◆ **Task statement**:
Report, as a bare number, how many lines contain the string "Resources".

◆ **Task material**:
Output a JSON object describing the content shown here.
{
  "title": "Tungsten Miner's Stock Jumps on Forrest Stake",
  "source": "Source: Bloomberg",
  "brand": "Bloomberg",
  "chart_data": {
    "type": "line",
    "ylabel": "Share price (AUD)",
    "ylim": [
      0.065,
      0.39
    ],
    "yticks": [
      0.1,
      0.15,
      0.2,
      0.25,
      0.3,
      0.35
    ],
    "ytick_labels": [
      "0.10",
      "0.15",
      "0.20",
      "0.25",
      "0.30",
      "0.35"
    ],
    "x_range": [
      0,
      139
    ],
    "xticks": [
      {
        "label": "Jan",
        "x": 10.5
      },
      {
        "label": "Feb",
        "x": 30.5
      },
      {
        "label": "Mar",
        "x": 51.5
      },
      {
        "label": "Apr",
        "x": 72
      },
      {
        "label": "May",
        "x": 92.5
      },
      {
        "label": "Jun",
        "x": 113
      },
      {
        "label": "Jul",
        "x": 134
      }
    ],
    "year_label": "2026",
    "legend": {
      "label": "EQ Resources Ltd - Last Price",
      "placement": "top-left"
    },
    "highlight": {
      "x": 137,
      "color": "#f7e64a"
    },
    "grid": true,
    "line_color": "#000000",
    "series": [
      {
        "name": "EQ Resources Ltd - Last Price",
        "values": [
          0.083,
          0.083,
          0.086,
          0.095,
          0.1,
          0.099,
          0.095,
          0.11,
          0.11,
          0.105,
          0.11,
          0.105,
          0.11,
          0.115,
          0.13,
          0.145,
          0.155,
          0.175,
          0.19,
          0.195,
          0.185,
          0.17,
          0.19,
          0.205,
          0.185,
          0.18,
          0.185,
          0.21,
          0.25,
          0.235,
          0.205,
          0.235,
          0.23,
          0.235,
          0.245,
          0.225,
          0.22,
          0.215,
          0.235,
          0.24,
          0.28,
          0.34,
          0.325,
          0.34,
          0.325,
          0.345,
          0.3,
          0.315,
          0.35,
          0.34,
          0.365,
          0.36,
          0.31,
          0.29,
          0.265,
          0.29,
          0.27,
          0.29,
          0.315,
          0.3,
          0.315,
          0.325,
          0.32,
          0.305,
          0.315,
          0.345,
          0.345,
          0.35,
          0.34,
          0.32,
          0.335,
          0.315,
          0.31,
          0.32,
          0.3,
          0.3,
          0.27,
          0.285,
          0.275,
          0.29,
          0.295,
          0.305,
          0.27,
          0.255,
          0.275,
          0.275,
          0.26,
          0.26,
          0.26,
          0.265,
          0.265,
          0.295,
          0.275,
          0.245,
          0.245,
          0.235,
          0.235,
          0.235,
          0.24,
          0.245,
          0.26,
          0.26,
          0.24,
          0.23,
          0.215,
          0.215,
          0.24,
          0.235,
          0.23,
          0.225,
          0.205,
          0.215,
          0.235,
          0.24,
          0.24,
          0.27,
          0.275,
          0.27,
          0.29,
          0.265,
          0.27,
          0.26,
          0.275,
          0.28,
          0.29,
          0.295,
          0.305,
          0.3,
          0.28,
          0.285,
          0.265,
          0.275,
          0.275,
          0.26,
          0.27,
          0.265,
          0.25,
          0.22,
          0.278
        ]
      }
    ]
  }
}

◆ **Exercise response**:
2